#### What is required:
Return verbatim the records below, starting at the line that contains "List all visible" and ending after the line that contains "bar xyxy=(421,73,439,452)".

#### Data section:
——

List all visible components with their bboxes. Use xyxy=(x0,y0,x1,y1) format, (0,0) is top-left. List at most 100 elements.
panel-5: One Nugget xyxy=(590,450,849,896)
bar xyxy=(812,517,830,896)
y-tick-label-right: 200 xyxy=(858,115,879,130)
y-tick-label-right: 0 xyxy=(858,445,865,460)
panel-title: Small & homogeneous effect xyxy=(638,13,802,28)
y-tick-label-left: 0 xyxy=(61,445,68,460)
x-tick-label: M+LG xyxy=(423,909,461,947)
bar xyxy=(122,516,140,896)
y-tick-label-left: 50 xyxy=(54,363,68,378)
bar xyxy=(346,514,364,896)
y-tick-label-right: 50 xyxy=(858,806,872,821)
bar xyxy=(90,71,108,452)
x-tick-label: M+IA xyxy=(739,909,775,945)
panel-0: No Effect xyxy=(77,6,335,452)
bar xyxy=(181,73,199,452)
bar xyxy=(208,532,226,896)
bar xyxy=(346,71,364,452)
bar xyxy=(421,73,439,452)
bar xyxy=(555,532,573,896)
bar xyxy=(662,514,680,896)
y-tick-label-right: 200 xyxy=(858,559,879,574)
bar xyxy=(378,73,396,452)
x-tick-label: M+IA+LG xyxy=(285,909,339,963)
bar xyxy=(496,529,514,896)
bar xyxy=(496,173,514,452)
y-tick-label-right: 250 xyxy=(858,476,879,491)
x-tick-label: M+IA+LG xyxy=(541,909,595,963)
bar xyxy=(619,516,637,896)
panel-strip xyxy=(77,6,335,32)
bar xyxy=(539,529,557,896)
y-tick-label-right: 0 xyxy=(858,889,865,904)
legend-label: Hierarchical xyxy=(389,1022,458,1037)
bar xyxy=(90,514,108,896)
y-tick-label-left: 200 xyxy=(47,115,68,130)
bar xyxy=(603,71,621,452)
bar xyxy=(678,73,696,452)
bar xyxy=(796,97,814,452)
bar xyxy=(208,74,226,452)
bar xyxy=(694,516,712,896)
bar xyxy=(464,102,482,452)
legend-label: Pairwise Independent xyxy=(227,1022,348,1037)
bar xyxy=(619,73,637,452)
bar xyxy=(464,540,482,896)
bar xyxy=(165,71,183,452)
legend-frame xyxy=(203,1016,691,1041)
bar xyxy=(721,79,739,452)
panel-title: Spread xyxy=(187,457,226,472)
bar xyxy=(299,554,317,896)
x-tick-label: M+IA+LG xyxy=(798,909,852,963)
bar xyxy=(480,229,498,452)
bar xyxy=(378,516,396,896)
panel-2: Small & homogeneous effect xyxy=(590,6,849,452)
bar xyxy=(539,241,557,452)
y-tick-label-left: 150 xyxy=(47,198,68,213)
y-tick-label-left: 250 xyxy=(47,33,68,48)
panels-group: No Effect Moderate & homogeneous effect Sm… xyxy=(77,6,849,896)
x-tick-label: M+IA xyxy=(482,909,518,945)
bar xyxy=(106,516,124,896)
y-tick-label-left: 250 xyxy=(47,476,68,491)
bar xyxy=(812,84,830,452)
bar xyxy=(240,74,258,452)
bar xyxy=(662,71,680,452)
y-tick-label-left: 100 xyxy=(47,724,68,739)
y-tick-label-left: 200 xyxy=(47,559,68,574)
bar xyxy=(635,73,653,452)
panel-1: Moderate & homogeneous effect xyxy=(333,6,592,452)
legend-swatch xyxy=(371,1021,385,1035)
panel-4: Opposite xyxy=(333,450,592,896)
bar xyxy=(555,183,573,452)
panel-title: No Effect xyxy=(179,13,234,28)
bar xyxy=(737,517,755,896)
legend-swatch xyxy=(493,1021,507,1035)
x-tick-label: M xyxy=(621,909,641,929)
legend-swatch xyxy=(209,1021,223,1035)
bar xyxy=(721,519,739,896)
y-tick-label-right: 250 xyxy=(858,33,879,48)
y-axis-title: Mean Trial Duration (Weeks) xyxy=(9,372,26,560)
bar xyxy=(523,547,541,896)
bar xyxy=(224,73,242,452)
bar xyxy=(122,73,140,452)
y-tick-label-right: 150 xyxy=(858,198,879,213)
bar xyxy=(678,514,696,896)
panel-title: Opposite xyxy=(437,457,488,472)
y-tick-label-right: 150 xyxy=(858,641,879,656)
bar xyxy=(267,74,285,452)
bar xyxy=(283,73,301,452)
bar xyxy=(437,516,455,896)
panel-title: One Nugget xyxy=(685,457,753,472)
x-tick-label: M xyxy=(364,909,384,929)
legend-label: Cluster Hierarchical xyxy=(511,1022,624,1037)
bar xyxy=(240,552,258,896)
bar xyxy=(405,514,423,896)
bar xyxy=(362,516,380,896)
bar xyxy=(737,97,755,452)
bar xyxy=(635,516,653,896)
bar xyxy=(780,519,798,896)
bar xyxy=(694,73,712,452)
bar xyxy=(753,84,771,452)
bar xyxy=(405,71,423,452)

——

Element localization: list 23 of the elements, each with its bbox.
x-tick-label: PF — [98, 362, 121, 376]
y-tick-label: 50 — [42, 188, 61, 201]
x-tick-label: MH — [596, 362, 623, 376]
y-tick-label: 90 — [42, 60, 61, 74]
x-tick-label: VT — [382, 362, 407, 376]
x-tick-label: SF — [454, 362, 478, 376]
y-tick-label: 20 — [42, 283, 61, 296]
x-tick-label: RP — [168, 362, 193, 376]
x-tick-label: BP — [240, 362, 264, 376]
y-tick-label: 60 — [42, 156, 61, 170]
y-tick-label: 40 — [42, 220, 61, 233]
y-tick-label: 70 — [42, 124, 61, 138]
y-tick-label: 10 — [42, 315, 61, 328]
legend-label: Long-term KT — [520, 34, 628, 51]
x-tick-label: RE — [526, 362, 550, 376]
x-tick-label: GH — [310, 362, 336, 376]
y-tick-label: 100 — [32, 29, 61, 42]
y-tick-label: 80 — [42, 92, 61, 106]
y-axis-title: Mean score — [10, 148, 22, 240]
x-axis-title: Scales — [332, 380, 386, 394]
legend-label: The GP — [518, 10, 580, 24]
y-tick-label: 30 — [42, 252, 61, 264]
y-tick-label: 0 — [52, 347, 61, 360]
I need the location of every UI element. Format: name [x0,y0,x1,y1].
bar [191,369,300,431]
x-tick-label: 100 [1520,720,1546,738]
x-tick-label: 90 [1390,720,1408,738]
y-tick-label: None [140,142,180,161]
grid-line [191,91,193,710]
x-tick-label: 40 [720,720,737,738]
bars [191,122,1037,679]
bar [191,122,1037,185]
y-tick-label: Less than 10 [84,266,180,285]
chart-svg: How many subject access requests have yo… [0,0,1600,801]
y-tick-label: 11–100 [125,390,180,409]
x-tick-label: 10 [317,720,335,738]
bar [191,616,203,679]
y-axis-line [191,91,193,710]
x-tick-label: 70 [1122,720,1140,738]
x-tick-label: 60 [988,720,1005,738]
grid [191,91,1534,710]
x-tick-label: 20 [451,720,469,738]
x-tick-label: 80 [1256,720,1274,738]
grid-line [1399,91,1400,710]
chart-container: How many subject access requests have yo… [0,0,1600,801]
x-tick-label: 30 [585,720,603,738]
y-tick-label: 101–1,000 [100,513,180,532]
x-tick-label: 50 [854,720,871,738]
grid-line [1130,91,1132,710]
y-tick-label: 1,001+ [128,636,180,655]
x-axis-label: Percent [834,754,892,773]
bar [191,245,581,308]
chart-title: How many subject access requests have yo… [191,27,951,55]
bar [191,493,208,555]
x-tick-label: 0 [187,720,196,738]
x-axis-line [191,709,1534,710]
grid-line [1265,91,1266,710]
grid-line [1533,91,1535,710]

——

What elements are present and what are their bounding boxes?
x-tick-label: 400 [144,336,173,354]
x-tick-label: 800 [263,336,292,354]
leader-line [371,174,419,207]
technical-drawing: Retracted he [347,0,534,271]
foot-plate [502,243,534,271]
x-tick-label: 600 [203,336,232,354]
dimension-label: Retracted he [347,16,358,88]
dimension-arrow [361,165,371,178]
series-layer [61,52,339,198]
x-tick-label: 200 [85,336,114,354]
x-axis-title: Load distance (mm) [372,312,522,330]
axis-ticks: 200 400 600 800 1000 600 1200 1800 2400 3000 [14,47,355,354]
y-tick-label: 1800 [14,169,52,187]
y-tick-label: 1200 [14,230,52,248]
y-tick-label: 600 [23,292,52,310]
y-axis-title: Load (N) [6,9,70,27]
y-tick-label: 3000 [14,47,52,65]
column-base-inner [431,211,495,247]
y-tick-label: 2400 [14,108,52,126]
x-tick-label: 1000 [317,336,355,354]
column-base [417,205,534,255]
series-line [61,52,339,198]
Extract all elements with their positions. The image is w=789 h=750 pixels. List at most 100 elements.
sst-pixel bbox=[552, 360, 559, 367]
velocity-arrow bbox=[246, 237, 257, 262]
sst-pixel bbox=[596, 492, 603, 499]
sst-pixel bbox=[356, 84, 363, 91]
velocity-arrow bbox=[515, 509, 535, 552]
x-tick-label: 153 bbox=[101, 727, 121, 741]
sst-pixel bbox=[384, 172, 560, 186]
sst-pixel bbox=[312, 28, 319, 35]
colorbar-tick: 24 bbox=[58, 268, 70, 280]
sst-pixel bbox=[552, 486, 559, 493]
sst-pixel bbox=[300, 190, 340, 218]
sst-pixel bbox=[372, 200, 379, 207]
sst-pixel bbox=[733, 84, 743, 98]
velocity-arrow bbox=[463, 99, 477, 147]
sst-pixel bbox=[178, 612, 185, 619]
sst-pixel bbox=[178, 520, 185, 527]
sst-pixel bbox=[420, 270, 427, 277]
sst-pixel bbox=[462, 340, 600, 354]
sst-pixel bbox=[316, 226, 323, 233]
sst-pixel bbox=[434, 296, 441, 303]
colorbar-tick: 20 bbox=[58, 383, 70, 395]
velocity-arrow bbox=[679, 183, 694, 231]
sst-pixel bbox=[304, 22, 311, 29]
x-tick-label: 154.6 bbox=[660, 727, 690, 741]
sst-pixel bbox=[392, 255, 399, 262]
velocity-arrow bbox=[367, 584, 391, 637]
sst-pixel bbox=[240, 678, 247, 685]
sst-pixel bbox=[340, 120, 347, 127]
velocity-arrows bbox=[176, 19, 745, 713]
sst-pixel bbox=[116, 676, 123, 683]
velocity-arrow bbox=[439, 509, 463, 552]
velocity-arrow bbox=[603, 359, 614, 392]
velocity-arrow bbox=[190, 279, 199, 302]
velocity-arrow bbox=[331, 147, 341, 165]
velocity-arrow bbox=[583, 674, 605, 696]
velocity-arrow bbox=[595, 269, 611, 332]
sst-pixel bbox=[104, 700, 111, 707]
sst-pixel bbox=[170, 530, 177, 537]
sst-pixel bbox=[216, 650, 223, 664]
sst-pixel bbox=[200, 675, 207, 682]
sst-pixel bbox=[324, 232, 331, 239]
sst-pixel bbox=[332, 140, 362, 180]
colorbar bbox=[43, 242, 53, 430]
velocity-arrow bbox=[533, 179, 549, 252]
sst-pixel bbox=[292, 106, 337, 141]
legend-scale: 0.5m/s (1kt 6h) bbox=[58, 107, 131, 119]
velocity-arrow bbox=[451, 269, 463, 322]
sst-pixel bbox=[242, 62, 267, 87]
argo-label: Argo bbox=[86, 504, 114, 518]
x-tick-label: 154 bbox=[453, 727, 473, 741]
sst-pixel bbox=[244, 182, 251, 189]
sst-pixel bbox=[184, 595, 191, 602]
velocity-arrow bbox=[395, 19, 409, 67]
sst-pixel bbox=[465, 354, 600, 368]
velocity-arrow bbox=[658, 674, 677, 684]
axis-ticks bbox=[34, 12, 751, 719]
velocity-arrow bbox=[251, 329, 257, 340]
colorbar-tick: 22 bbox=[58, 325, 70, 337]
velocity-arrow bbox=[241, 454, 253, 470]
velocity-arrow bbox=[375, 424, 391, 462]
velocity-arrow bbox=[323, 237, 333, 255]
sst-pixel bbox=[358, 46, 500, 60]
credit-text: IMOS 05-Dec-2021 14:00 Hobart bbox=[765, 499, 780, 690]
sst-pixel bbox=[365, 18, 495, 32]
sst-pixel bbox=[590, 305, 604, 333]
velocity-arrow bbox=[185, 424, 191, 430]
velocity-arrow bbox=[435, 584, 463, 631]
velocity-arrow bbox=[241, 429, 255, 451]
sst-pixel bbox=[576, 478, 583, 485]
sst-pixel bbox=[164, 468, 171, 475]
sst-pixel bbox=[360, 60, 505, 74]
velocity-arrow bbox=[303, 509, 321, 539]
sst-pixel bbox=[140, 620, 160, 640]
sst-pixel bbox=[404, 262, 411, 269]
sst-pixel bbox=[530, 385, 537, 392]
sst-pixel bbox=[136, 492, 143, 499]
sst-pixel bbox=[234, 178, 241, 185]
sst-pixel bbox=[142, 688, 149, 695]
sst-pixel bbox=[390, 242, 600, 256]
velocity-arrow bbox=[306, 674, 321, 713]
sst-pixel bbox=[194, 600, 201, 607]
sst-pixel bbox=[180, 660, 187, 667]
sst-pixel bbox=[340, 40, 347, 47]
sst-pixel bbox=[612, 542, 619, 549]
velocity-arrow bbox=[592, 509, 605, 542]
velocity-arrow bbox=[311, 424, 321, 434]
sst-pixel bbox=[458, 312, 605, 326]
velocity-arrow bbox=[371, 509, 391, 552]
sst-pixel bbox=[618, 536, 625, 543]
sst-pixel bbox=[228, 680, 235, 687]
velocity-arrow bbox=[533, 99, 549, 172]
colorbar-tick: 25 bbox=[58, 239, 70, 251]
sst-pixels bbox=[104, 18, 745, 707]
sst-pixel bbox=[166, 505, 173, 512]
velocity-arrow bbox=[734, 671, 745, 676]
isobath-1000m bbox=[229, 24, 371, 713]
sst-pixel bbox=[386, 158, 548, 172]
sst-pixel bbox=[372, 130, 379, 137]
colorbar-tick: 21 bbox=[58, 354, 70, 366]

——

#### Written answer:
List all visible components with their bboxes. Use xyxy=(x0,y0,x1,y1) format, (0,0) is top-left. List at most 100 elements.
panel-5: One Nugget xyxy=(590,450,849,896)
bar xyxy=(812,517,830,896)
y-tick-label-right: 200 xyxy=(858,115,879,130)
y-tick-label-right: 0 xyxy=(858,445,865,460)
panel-title: Small & homogeneous effect xyxy=(638,13,802,28)
y-tick-label-left: 0 xyxy=(61,445,68,460)
x-tick-label: M+LG xyxy=(423,909,461,947)
bar xyxy=(122,516,140,896)
y-tick-label-left: 50 xyxy=(54,363,68,378)
bar xyxy=(346,514,364,896)
y-tick-label-right: 50 xyxy=(858,806,872,821)
bar xyxy=(90,71,108,452)
x-tick-label: M+IA xyxy=(739,909,775,945)
panel-0: No Effect xyxy=(77,6,335,452)
bar xyxy=(181,73,199,452)
bar xyxy=(208,532,226,896)
bar xyxy=(346,71,364,452)
bar xyxy=(421,73,439,452)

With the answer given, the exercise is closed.